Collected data
%%
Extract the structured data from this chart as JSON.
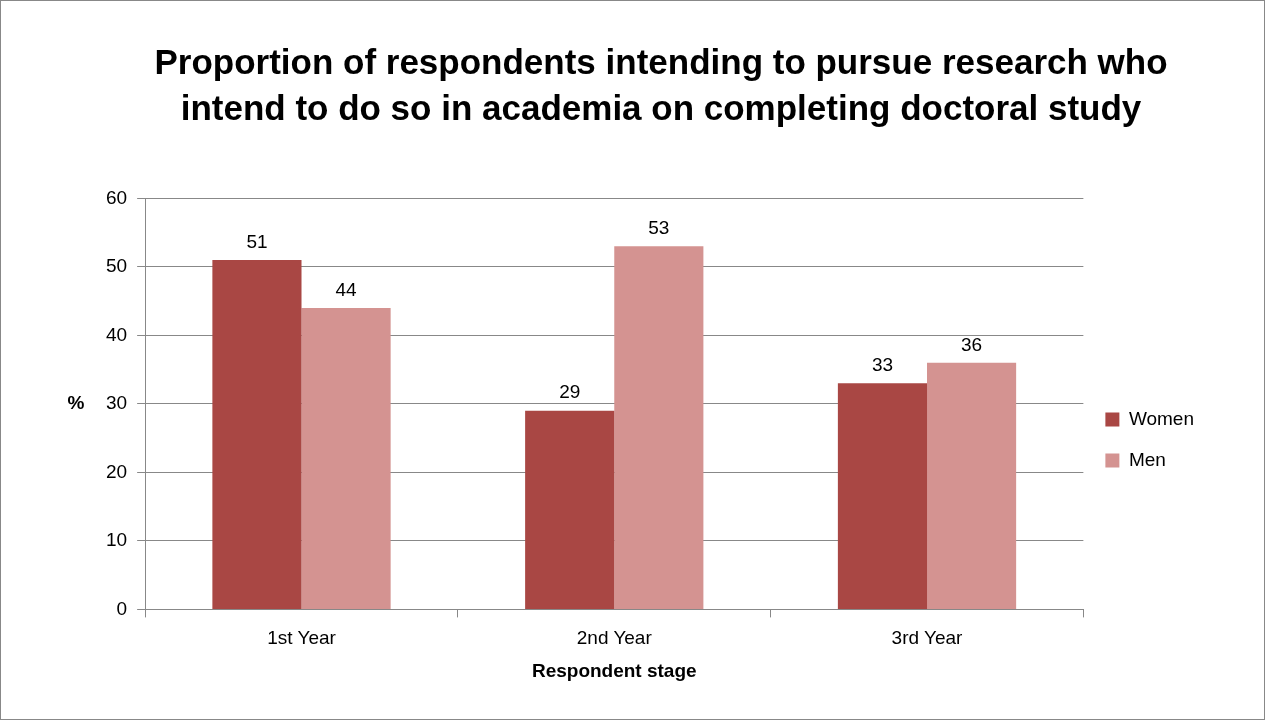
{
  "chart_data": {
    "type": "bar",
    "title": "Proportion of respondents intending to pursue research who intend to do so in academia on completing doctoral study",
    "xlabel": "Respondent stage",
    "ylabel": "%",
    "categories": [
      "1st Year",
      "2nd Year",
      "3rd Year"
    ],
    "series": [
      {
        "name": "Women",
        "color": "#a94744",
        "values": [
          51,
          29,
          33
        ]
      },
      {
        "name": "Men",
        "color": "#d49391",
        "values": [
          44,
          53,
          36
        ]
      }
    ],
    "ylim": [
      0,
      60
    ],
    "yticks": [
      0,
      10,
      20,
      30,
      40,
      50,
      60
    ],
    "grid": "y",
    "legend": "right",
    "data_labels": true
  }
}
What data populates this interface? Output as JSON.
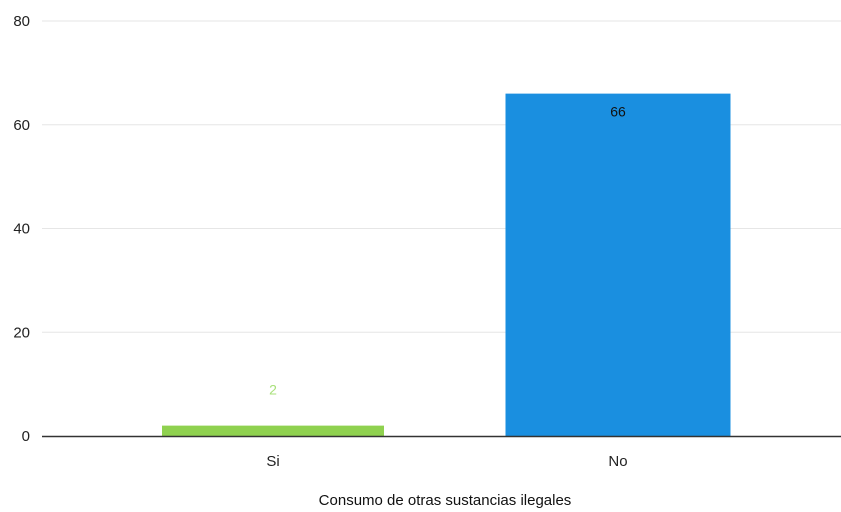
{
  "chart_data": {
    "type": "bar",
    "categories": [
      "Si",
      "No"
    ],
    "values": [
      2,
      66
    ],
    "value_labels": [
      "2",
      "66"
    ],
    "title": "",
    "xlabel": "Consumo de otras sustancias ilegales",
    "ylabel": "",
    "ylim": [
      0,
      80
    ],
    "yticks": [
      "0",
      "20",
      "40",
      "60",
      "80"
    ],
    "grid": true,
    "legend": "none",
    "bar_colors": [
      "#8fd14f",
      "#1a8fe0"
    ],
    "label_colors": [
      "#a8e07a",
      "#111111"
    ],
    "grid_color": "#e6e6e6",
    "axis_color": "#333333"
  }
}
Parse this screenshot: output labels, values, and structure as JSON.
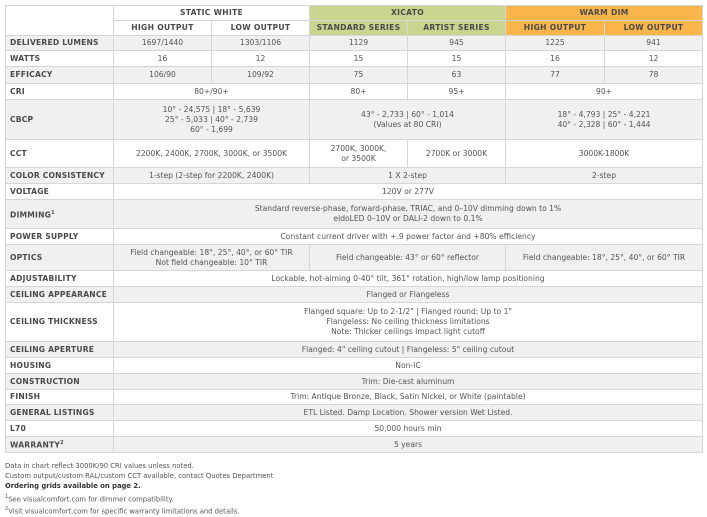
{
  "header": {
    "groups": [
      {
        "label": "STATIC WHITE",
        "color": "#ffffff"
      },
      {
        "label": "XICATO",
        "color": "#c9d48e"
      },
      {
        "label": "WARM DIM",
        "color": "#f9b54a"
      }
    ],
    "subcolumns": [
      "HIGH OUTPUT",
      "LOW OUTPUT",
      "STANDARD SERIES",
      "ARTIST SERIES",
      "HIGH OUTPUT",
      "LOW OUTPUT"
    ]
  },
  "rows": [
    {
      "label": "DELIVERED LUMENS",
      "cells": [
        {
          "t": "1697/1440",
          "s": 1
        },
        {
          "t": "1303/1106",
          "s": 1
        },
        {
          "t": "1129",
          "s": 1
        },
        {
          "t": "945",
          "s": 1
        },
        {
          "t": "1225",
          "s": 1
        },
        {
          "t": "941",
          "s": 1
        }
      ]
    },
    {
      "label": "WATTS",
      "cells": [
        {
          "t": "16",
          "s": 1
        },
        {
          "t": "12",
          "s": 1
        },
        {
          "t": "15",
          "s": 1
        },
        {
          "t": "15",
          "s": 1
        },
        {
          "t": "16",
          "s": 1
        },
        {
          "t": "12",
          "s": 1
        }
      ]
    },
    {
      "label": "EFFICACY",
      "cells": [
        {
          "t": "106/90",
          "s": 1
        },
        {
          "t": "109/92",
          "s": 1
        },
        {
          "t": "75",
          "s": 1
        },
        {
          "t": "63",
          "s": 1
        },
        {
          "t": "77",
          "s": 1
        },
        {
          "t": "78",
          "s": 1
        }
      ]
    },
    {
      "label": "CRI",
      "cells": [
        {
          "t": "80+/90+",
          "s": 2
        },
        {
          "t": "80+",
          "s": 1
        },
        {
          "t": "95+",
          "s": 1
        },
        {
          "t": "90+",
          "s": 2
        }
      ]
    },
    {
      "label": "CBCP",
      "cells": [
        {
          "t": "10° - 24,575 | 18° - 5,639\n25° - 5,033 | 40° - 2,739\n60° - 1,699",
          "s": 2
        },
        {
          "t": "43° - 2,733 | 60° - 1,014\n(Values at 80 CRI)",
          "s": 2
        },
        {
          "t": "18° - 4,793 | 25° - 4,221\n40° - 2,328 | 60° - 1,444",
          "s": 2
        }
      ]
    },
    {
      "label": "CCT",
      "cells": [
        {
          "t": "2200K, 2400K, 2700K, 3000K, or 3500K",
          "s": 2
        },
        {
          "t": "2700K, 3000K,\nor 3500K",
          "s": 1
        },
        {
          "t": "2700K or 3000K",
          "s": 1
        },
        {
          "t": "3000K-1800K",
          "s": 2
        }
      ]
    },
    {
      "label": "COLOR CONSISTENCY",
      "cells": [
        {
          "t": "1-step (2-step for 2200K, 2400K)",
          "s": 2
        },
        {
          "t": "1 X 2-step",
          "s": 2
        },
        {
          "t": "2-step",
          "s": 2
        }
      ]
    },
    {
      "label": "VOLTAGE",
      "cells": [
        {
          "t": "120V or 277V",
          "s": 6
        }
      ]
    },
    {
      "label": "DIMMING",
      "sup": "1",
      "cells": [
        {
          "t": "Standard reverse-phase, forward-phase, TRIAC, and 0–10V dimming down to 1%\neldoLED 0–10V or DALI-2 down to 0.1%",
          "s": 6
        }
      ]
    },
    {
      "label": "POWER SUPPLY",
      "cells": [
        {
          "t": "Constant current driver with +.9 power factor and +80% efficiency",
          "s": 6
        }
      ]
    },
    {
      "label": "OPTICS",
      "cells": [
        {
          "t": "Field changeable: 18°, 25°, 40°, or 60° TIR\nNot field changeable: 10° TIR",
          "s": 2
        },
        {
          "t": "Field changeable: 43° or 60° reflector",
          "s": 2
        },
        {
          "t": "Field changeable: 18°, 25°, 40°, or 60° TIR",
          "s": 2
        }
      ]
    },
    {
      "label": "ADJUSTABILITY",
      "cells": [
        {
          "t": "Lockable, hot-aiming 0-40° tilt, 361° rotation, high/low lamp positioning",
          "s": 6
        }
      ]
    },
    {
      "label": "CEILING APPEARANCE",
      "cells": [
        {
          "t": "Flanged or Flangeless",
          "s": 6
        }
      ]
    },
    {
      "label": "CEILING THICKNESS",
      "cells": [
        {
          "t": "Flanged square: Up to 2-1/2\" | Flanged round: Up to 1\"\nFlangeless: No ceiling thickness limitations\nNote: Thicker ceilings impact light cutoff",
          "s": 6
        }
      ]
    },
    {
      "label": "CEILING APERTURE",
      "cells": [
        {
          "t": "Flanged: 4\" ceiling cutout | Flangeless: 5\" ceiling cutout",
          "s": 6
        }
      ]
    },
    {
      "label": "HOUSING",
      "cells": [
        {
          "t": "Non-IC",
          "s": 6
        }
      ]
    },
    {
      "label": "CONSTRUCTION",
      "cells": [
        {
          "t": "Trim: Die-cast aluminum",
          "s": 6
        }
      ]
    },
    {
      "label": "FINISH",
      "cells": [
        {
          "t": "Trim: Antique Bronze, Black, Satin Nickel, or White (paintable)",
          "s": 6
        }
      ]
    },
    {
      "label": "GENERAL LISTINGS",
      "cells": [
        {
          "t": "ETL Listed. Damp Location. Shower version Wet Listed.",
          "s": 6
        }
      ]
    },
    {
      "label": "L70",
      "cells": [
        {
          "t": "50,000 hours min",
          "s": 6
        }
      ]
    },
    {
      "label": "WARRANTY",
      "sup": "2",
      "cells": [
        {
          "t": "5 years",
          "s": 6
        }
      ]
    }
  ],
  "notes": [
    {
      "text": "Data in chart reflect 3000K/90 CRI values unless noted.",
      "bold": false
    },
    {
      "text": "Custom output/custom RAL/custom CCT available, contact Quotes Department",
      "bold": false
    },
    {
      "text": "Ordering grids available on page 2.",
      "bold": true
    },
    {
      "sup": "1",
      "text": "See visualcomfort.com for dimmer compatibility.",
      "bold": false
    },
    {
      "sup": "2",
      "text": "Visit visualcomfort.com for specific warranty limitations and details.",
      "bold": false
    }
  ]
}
%%
%%
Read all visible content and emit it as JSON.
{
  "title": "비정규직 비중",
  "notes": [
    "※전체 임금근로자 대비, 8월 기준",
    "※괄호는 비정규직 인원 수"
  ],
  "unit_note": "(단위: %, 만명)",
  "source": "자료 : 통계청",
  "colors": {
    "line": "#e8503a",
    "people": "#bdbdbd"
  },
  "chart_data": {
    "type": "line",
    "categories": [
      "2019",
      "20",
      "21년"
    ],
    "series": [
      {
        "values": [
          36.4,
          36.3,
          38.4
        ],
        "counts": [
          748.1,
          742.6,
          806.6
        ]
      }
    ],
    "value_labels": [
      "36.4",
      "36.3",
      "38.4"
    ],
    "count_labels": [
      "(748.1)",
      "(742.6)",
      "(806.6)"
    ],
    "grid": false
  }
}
%%
Look over the material above and show each line where "limitations" appears.

          "t": "Flanged square: Up to 2-1/2\" | Flanged round: Up to 1\"\nFlangeless: No ceiling thickness limitations\nNote: Thicker ceilings impact light cutoff",
      "text": "Visit visualcomfort.com for specific warranty limitations and details.",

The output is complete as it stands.